Pictures within the data are to be left out; everything else must be reproduced exactly.

= = = = =

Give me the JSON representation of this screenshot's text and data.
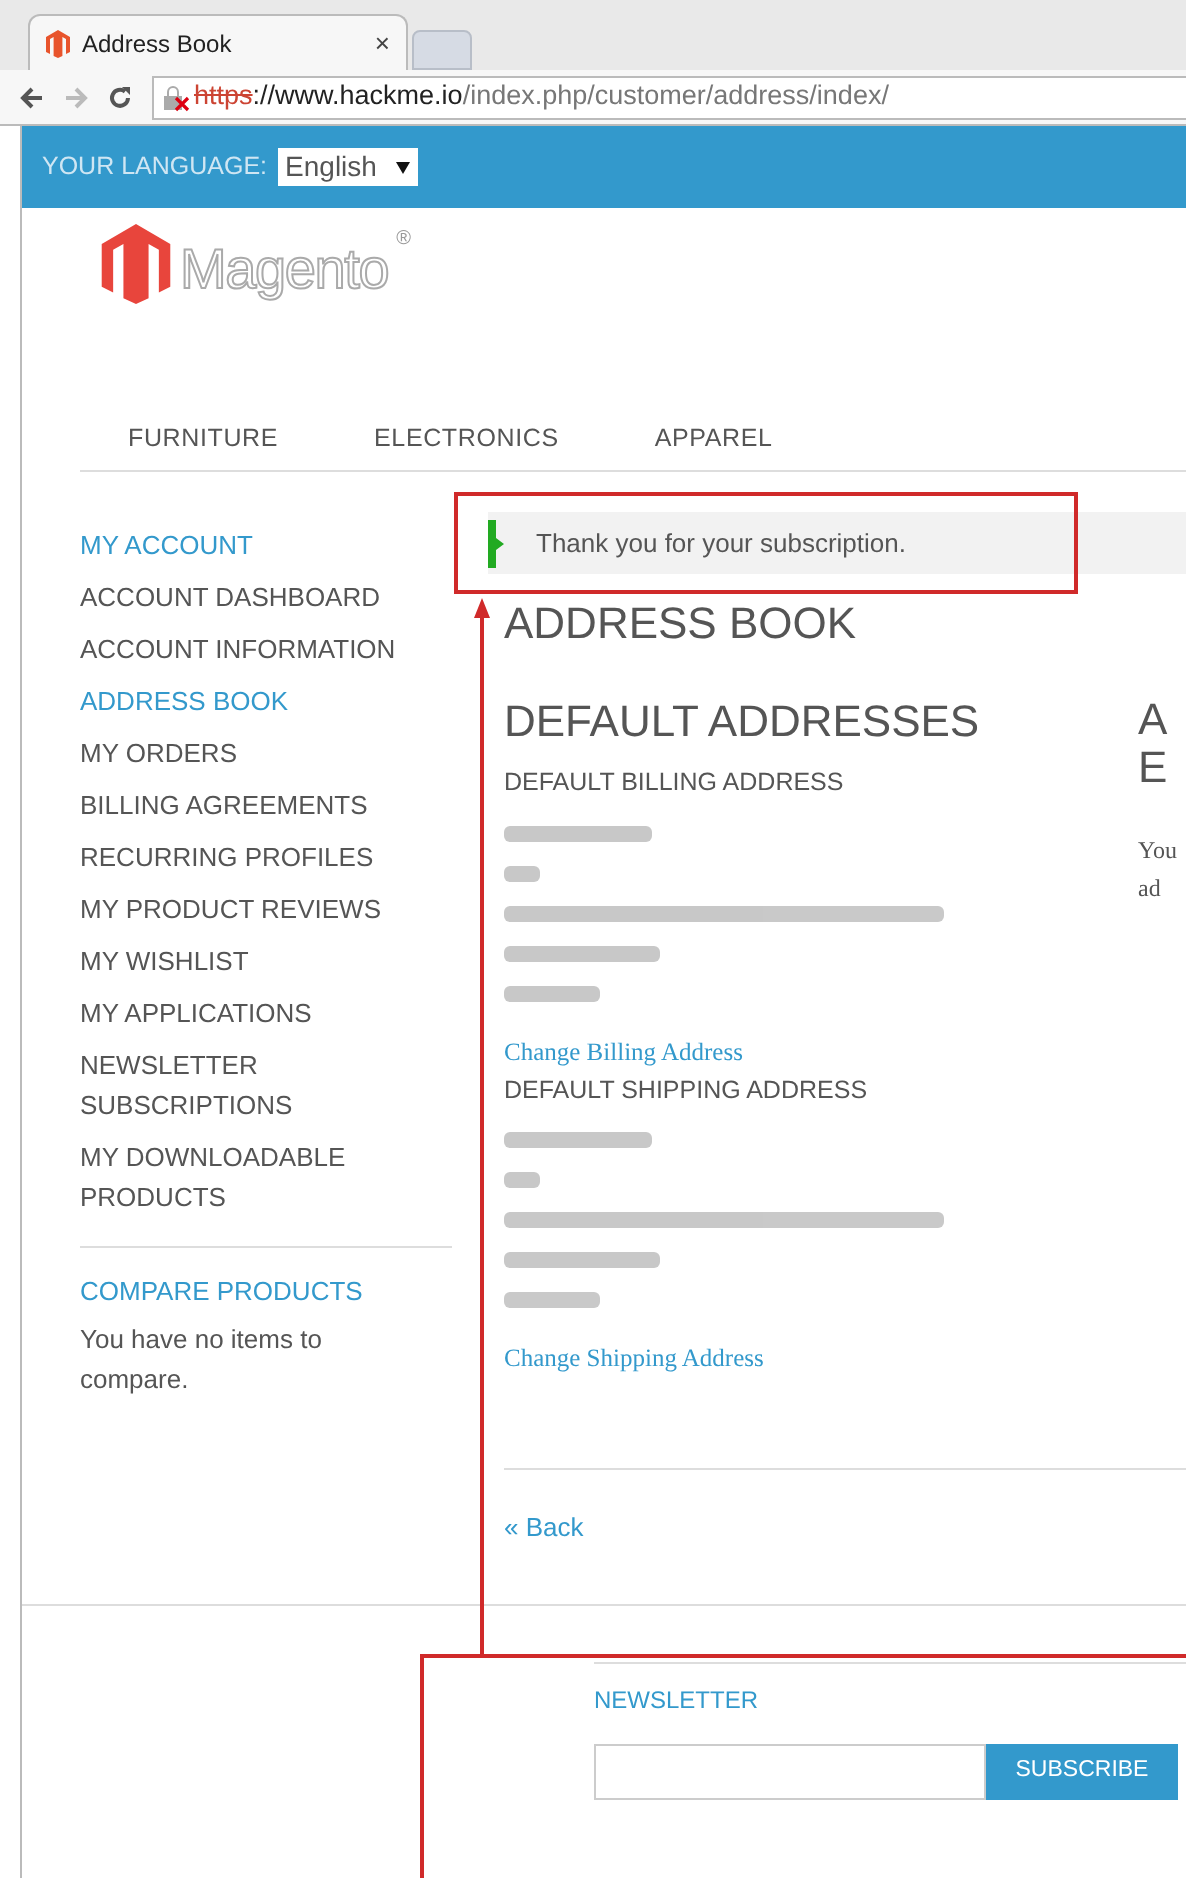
{
  "browser": {
    "tab_title": "Address Book",
    "tab_close": "×",
    "url_scheme": "https",
    "url_host": "://www.hackme.io",
    "url_path": "/index.php/customer/address/index/"
  },
  "top_bar": {
    "language_label": "YOUR LANGUAGE:",
    "language_value": "English"
  },
  "logo": {
    "text": "Magento",
    "mark": "®"
  },
  "nav": [
    "FURNITURE",
    "ELECTRONICS",
    "APPAREL"
  ],
  "sidebar": {
    "title": "MY ACCOUNT",
    "items": [
      {
        "label": "ACCOUNT DASHBOARD",
        "selected": false
      },
      {
        "label": "ACCOUNT INFORMATION",
        "selected": false
      },
      {
        "label": "ADDRESS BOOK",
        "selected": true
      },
      {
        "label": "MY ORDERS",
        "selected": false
      },
      {
        "label": "BILLING AGREEMENTS",
        "selected": false
      },
      {
        "label": "RECURRING PROFILES",
        "selected": false
      },
      {
        "label": "MY PRODUCT REVIEWS",
        "selected": false
      },
      {
        "label": "MY WISHLIST",
        "selected": false
      },
      {
        "label": "MY APPLICATIONS",
        "selected": false
      },
      {
        "label": "NEWSLETTER SUBSCRIPTIONS",
        "selected": false
      },
      {
        "label": "MY DOWNLOADABLE PRODUCTS",
        "selected": false
      }
    ],
    "compare_title": "COMPARE PRODUCTS",
    "compare_text": "You have no items to compare."
  },
  "message": "Thank you for your subscription.",
  "page_title": "ADDRESS BOOK",
  "default_addresses": {
    "title": "DEFAULT ADDRESSES",
    "sections": [
      {
        "title": "DEFAULT BILLING ADDRESS",
        "link": "Change Billing Address"
      },
      {
        "title": "DEFAULT SHIPPING ADDRESS",
        "link": "Change Shipping Address"
      }
    ]
  },
  "additional": {
    "heading_lines": [
      "A",
      "E"
    ],
    "text_lines": [
      "You",
      "ad"
    ]
  },
  "back_link": "« Back",
  "footer": {
    "newsletter_title": "NEWSLETTER",
    "subscribe_button": "SUBSCRIBE"
  }
}
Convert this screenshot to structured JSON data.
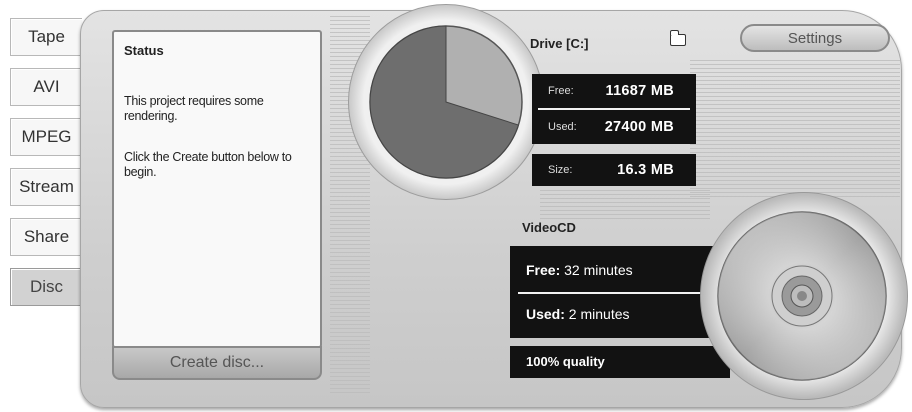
{
  "tabs": [
    {
      "label": "Tape",
      "active": false
    },
    {
      "label": "AVI",
      "active": false
    },
    {
      "label": "MPEG",
      "active": false
    },
    {
      "label": "Stream",
      "active": false
    },
    {
      "label": "Share",
      "active": false
    },
    {
      "label": "Disc",
      "active": true
    }
  ],
  "status": {
    "title": "Status",
    "line1": "This project requires some rendering.",
    "line2": "Click the Create button below to begin."
  },
  "create_button": "Create disc...",
  "drive": {
    "label": "Drive [C:]",
    "free_label": "Free:",
    "free_value": "11687 MB",
    "used_label": "Used:",
    "used_value": "27400 MB",
    "size_label": "Size:",
    "size_value": "16.3 MB",
    "used_fraction": 0.701
  },
  "settings_button": "Settings",
  "videocd": {
    "label": "VideoCD",
    "free_label": "Free:",
    "free_value": "32 minutes",
    "used_label": "Used:",
    "used_value": "2 minutes",
    "quality": "100% quality"
  },
  "icons": {
    "folder": "folder-icon",
    "pie": "disk-usage-pie",
    "disc": "disc-icon"
  },
  "colors": {
    "pie_used": "#6e6e6e",
    "pie_free": "#b0b0b0",
    "panel": "#d4d4d4",
    "readout_bg": "#121212"
  }
}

= = = = =

SOLUTION TO THIS PROBLEM:
Give me the JSON representation of this screenshot's text and data.
{
  "browser": {
    "tab_title": "Address Book",
    "tab_close": "×",
    "url_scheme": "https",
    "url_host": "://www.hackme.io",
    "url_path": "/index.php/customer/address/index/"
  },
  "top_bar": {
    "language_label": "YOUR LANGUAGE:",
    "language_value": "English"
  },
  "logo": {
    "text": "Magento",
    "mark": "®"
  },
  "nav": [
    "FURNITURE",
    "ELECTRONICS",
    "APPAREL"
  ],
  "sidebar": {
    "title": "MY ACCOUNT",
    "items": [
      {
        "label": "ACCOUNT DASHBOARD",
        "selected": false
      },
      {
        "label": "ACCOUNT INFORMATION",
        "selected": false
      },
      {
        "label": "ADDRESS BOOK",
        "selected": true
      },
      {
        "label": "MY ORDERS",
        "selected": false
      },
      {
        "label": "BILLING AGREEMENTS",
        "selected": false
      },
      {
        "label": "RECURRING PROFILES",
        "selected": false
      },
      {
        "label": "MY PRODUCT REVIEWS",
        "selected": false
      },
      {
        "label": "MY WISHLIST",
        "selected": false
      },
      {
        "label": "MY APPLICATIONS",
        "selected": false
      },
      {
        "label": "NEWSLETTER SUBSCRIPTIONS",
        "selected": false
      },
      {
        "label": "MY DOWNLOADABLE PRODUCTS",
        "selected": false
      }
    ],
    "compare_title": "COMPARE PRODUCTS",
    "compare_text": "You have no items to compare."
  },
  "message": "Thank you for your subscription.",
  "page_title": "ADDRESS BOOK",
  "default_addresses": {
    "title": "DEFAULT ADDRESSES",
    "sections": [
      {
        "title": "DEFAULT BILLING ADDRESS",
        "link": "Change Billing Address"
      },
      {
        "title": "DEFAULT SHIPPING ADDRESS",
        "link": "Change Shipping Address"
      }
    ]
  },
  "additional": {
    "heading_lines": [
      "A",
      "E"
    ],
    "text_lines": [
      "You",
      "ad"
    ]
  },
  "back_link": "« Back",
  "footer": {
    "newsletter_title": "NEWSLETTER",
    "subscribe_button": "SUBSCRIBE"
  }
}
Convert this screenshot to structured JSON data.
{
  "tabs": [
    {
      "label": "Tape",
      "active": false
    },
    {
      "label": "AVI",
      "active": false
    },
    {
      "label": "MPEG",
      "active": false
    },
    {
      "label": "Stream",
      "active": false
    },
    {
      "label": "Share",
      "active": false
    },
    {
      "label": "Disc",
      "active": true
    }
  ],
  "status": {
    "title": "Status",
    "line1": "This project requires some rendering.",
    "line2": "Click the Create button below to begin."
  },
  "create_button": "Create disc...",
  "drive": {
    "label": "Drive [C:]",
    "free_label": "Free:",
    "free_value": "11687 MB",
    "used_label": "Used:",
    "used_value": "27400 MB",
    "size_label": "Size:",
    "size_value": "16.3 MB",
    "used_fraction": 0.701
  },
  "settings_button": "Settings",
  "videocd": {
    "label": "VideoCD",
    "free_label": "Free:",
    "free_value": "32 minutes",
    "used_label": "Used:",
    "used_value": "2 minutes",
    "quality": "100% quality"
  },
  "icons": {
    "folder": "folder-icon",
    "pie": "disk-usage-pie",
    "disc": "disc-icon"
  },
  "colors": {
    "pie_used": "#6e6e6e",
    "pie_free": "#b0b0b0",
    "panel": "#d4d4d4",
    "readout_bg": "#121212"
  }
}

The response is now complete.